* start *
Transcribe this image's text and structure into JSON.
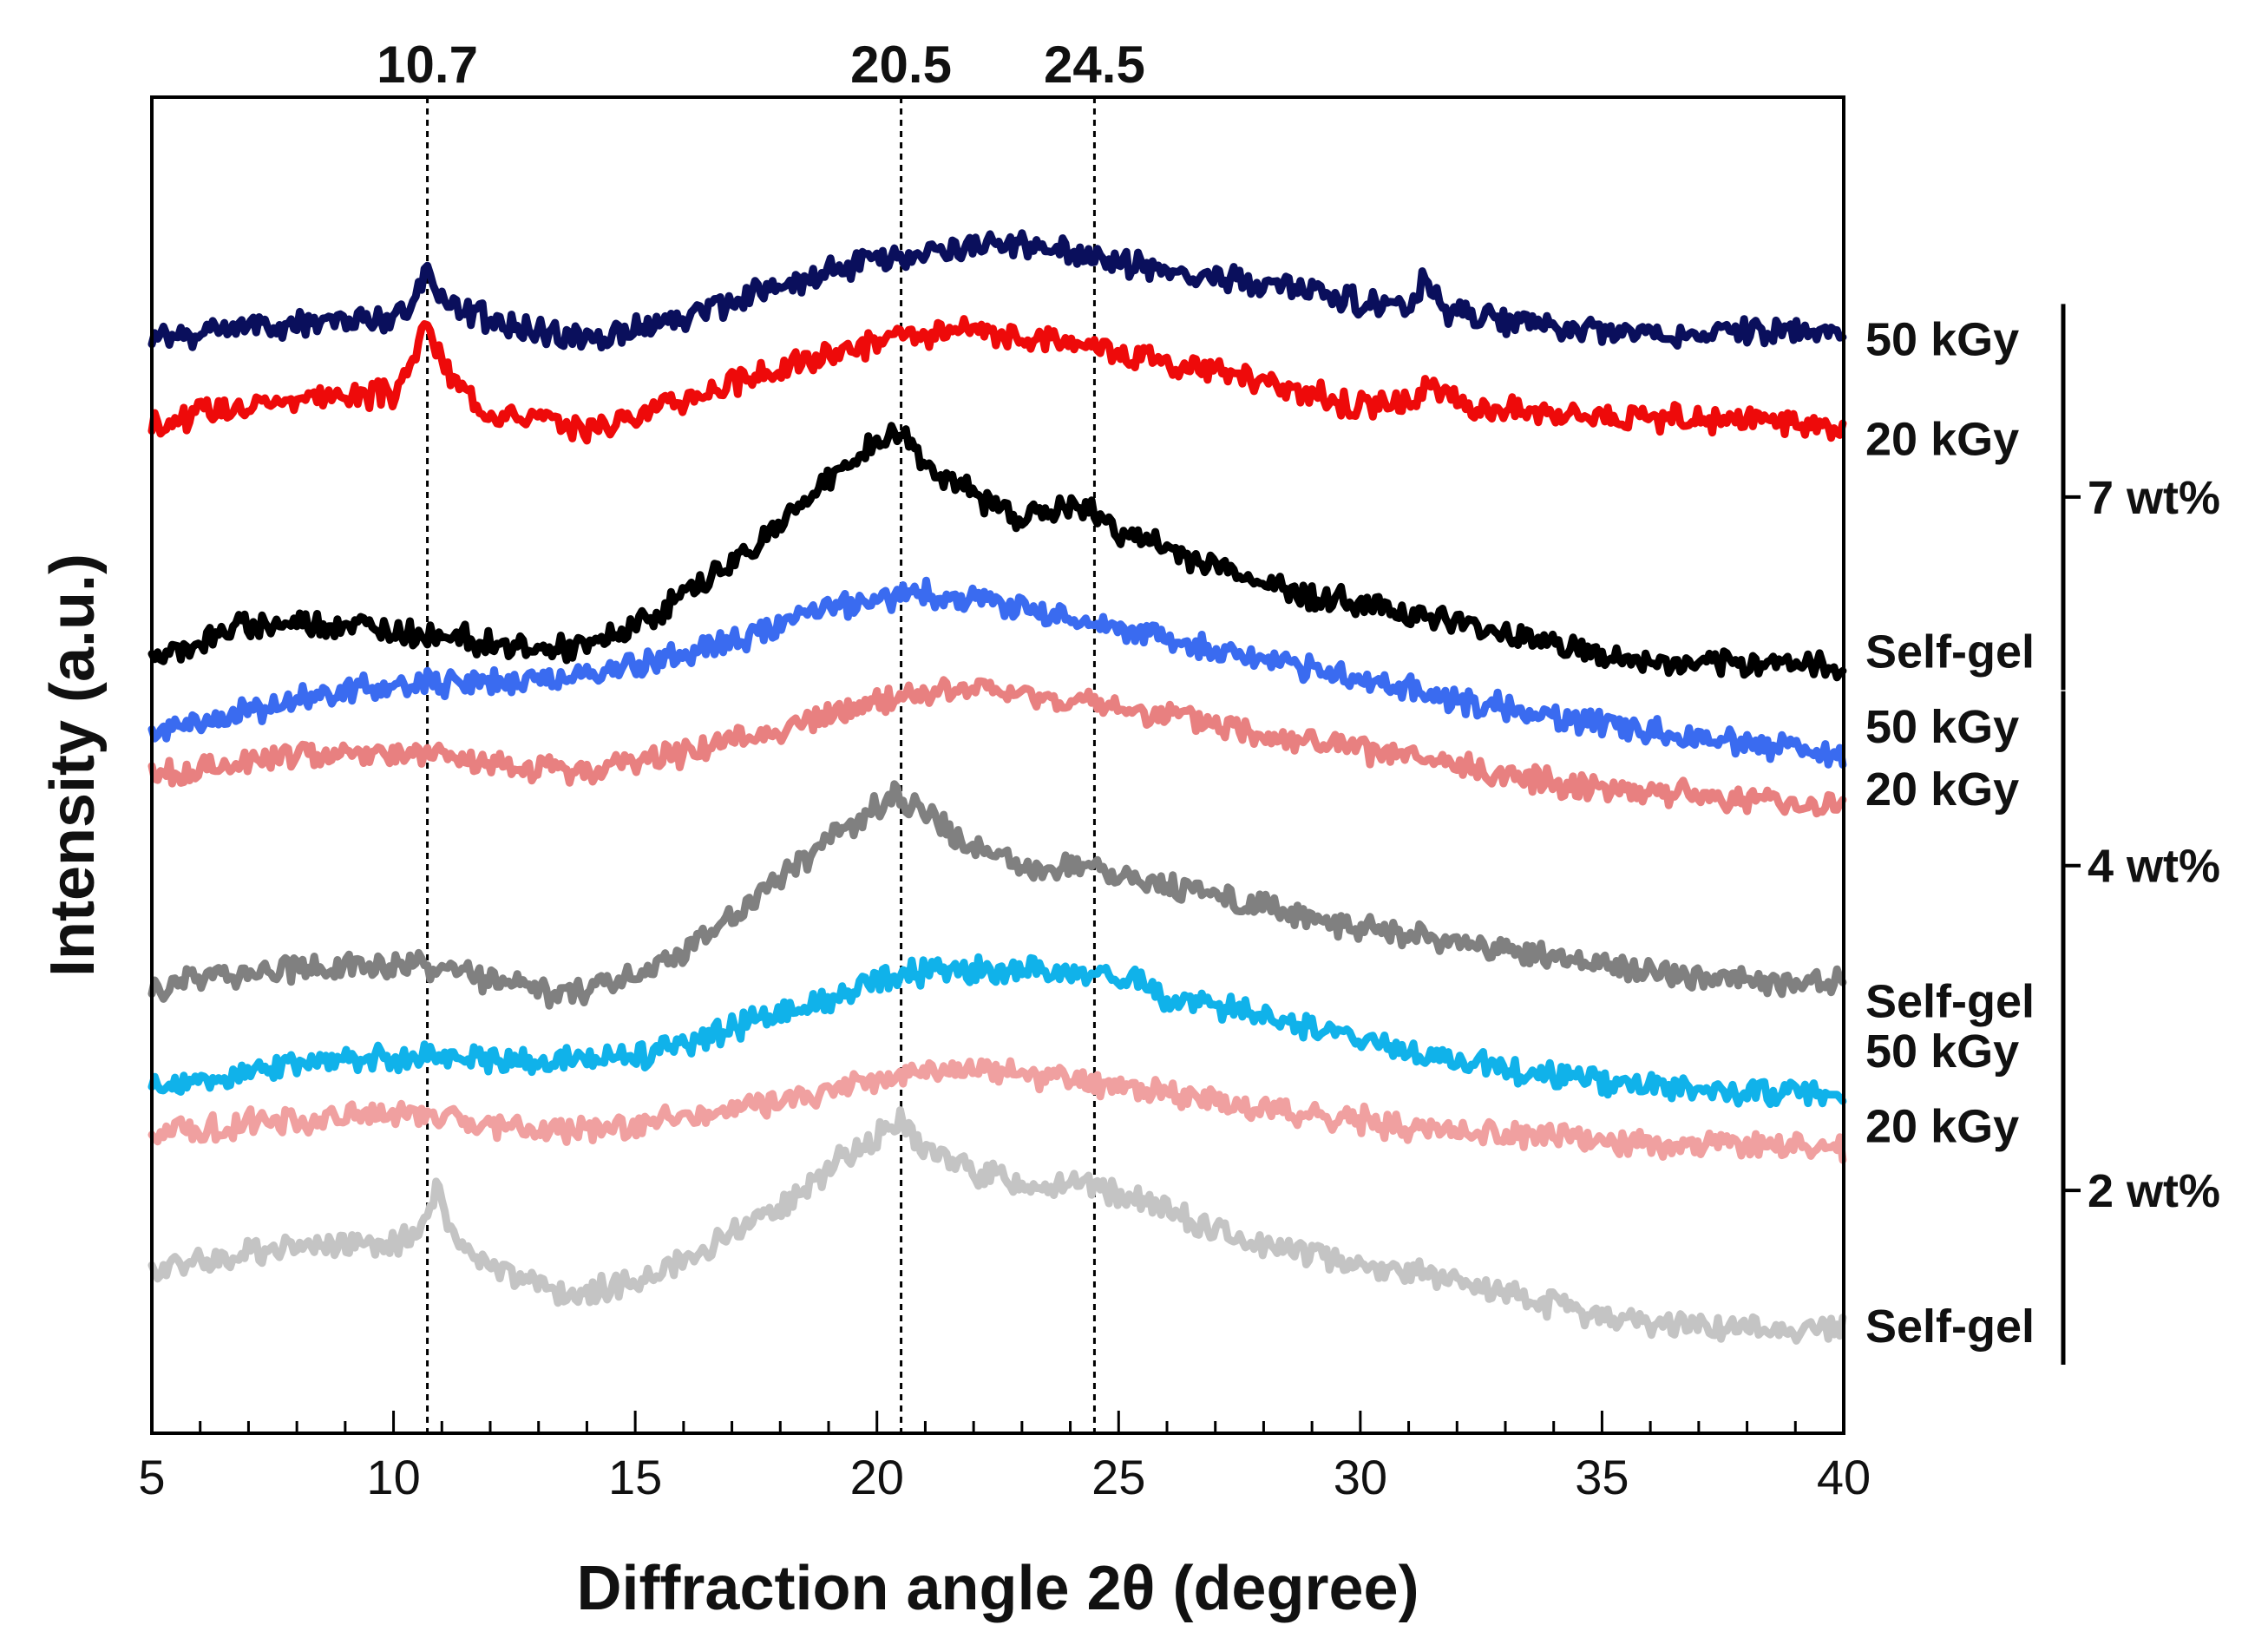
{
  "chart_data": {
    "type": "line",
    "title": "",
    "xlabel": "Diffraction angle 2θ (degree)",
    "ylabel": "Intensity (a.u.)",
    "xlim": [
      5,
      40
    ],
    "x_ticks": [
      5,
      10,
      15,
      20,
      25,
      30,
      35,
      40
    ],
    "yticks_visible": false,
    "peak_markers": [
      {
        "x": 10.7,
        "label": "10.7"
      },
      {
        "x": 20.5,
        "label": "20.5"
      },
      {
        "x": 24.5,
        "label": "24.5"
      }
    ],
    "groups": [
      {
        "label": "7 wt%",
        "members": [
          "50 kGy",
          "20 kGy",
          "Self-gel"
        ]
      },
      {
        "label": "4 wt%",
        "members": [
          "50 kGy",
          "20 kGy",
          "Self-gel"
        ]
      },
      {
        "label": "2 wt%",
        "members": [
          "50 kGy",
          "20 kGy",
          "Self-gel"
        ]
      }
    ],
    "series": [
      {
        "name": "50 kGy",
        "group": "7 wt%",
        "color": "#0a0f5c",
        "label_pos": 0.84,
        "x": [
          5,
          7,
          9,
          10,
          10.4,
          10.7,
          11,
          11.5,
          12,
          13,
          14,
          16,
          18,
          20,
          21,
          23,
          24.5,
          26,
          28,
          30,
          31,
          31.3,
          31.7,
          33,
          35,
          37,
          38.5,
          40
        ],
        "y": [
          0.84,
          0.851,
          0.855,
          0.856,
          0.867,
          0.899,
          0.872,
          0.861,
          0.855,
          0.845,
          0.839,
          0.857,
          0.882,
          0.903,
          0.91,
          0.916,
          0.906,
          0.893,
          0.885,
          0.87,
          0.862,
          0.885,
          0.862,
          0.855,
          0.846,
          0.842,
          0.848,
          0.84
        ]
      },
      {
        "name": "20 kGy",
        "group": "7 wt%",
        "color": "#ee0a0a",
        "label_pos": 0.76,
        "x": [
          5,
          7,
          9,
          10,
          10.4,
          10.7,
          11,
          11.5,
          12,
          14,
          16,
          18,
          20,
          22,
          24.5,
          26,
          28,
          30,
          31,
          31.5,
          32,
          34,
          36,
          38,
          40
        ],
        "y": [
          0.771,
          0.789,
          0.795,
          0.795,
          0.82,
          0.856,
          0.818,
          0.795,
          0.783,
          0.768,
          0.791,
          0.816,
          0.838,
          0.845,
          0.835,
          0.822,
          0.805,
          0.786,
          0.79,
          0.802,
          0.787,
          0.782,
          0.776,
          0.776,
          0.768
        ]
      },
      {
        "name": "Self-gel",
        "group": "7 wt%",
        "color": "#000000",
        "label_pos": 0.59,
        "x": [
          5,
          6,
          7,
          8,
          9,
          10,
          11,
          12,
          13,
          14,
          15,
          16,
          17,
          18,
          19,
          20,
          20.5,
          21,
          22,
          23,
          24,
          24.5,
          25,
          26,
          27,
          28,
          29,
          30,
          31,
          32,
          33,
          34,
          35,
          36,
          37,
          38,
          38.5,
          39,
          40
        ],
        "y": [
          0.585,
          0.597,
          0.611,
          0.613,
          0.611,
          0.606,
          0.604,
          0.597,
          0.591,
          0.592,
          0.61,
          0.635,
          0.66,
          0.692,
          0.728,
          0.757,
          0.765,
          0.74,
          0.714,
          0.697,
          0.705,
          0.7,
          0.686,
          0.671,
          0.658,
          0.645,
          0.634,
          0.628,
          0.621,
          0.612,
          0.605,
          0.597,
          0.585,
          0.58,
          0.578,
          0.578,
          0.584,
          0.579,
          0.575
        ]
      },
      {
        "name": "50 kGy",
        "group": "4 wt%",
        "color": "#3a6bf0",
        "label_pos": 0.53,
        "x": [
          5,
          7,
          9,
          11,
          13,
          15,
          17,
          19,
          20.5,
          22,
          24,
          26,
          28,
          30,
          32,
          34,
          36,
          38,
          40
        ],
        "y": [
          0.525,
          0.542,
          0.558,
          0.565,
          0.567,
          0.577,
          0.597,
          0.623,
          0.636,
          0.633,
          0.617,
          0.601,
          0.583,
          0.567,
          0.551,
          0.538,
          0.526,
          0.518,
          0.505
        ]
      },
      {
        "name": "20 kGy",
        "group": "4 wt%",
        "color": "#e88080",
        "label_pos": 0.48,
        "x": [
          5,
          7,
          9,
          11,
          12,
          14,
          16,
          18,
          20.5,
          22,
          24.5,
          26,
          28,
          30,
          32,
          34,
          36,
          38,
          40
        ],
        "y": [
          0.488,
          0.502,
          0.51,
          0.506,
          0.497,
          0.494,
          0.509,
          0.527,
          0.554,
          0.56,
          0.547,
          0.538,
          0.524,
          0.511,
          0.497,
          0.485,
          0.478,
          0.471,
          0.466
        ]
      },
      {
        "name": "Self-gel",
        "group": "4 wt%",
        "color": "#808080",
        "label_pos": 0.31,
        "x": [
          5,
          7,
          9,
          10.7,
          12,
          13.5,
          15,
          16,
          17,
          18,
          19,
          20,
          20.5,
          21,
          22,
          23,
          24.5,
          25,
          26,
          27,
          28,
          29,
          30,
          31,
          32,
          33,
          34,
          35,
          36,
          37,
          38,
          39,
          40
        ],
        "y": [
          0.322,
          0.334,
          0.339,
          0.337,
          0.326,
          0.314,
          0.33,
          0.352,
          0.376,
          0.408,
          0.439,
          0.466,
          0.475,
          0.458,
          0.433,
          0.416,
          0.421,
          0.413,
          0.404,
          0.394,
          0.384,
          0.376,
          0.369,
          0.361,
          0.356,
          0.349,
          0.344,
          0.339,
          0.334,
          0.329,
          0.327,
          0.326,
          0.325
        ]
      },
      {
        "name": "50 kGy",
        "group": "2 wt%",
        "color": "#10b2ea",
        "label_pos": 0.27,
        "x": [
          5,
          7,
          9,
          11,
          13,
          15,
          17,
          19,
          20.5,
          22,
          24,
          25,
          26,
          28,
          30,
          32,
          34,
          36,
          38,
          40
        ],
        "y": [
          0.24,
          0.252,
          0.262,
          0.267,
          0.261,
          0.265,
          0.289,
          0.31,
          0.331,
          0.335,
          0.333,
          0.33,
          0.312,
          0.3,
          0.277,
          0.262,
          0.25,
          0.241,
          0.237,
          0.235
        ]
      },
      {
        "name": "20 kGy",
        "group": "2 wt%",
        "color": "#f0a0a0",
        "label_pos": 0.21,
        "x": [
          5,
          7,
          9,
          10.7,
          12,
          14,
          16,
          18,
          20.5,
          22,
          24.5,
          26,
          28,
          30,
          32,
          34,
          36,
          38,
          40
        ],
        "y": [
          0.202,
          0.212,
          0.217,
          0.221,
          0.209,
          0.205,
          0.216,
          0.23,
          0.249,
          0.256,
          0.245,
          0.236,
          0.224,
          0.214,
          0.206,
          0.2,
          0.196,
          0.194,
          0.193
        ]
      },
      {
        "name": "Self-gel",
        "group": "2 wt%",
        "color": "#c4c4c4",
        "label_pos": 0.05,
        "x": [
          5,
          7,
          9,
          10,
          10.5,
          10.9,
          11.3,
          12,
          13.5,
          15,
          16,
          17,
          18,
          19,
          20,
          20.5,
          21,
          22,
          23,
          24.5,
          26,
          27,
          28,
          29,
          30,
          31,
          32,
          33,
          34,
          35,
          36,
          37,
          38,
          39,
          40
        ],
        "y": [
          0.09,
          0.109,
          0.116,
          0.117,
          0.124,
          0.159,
          0.115,
          0.097,
          0.074,
          0.084,
          0.102,
          0.124,
          0.146,
          0.175,
          0.203,
          0.212,
          0.192,
          0.173,
          0.165,
          0.163,
          0.141,
          0.126,
          0.115,
          0.107,
          0.1,
          0.094,
          0.085,
          0.075,
          0.066,
          0.058,
          0.052,
          0.05,
          0.048,
          0.048,
          0.048
        ]
      }
    ]
  }
}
* end *
**Problem details:**
Copy out every line in the listing where the word "color" appears.

**Problem solution:**
        "color": "#0a0f5c",
        "color": "#ee0a0a",
        "color": "#000000",
        "color": "#3a6bf0",
        "color": "#e88080",
        "color": "#808080",
        "color": "#10b2ea",
        "color": "#f0a0a0",
        "color": "#c4c4c4",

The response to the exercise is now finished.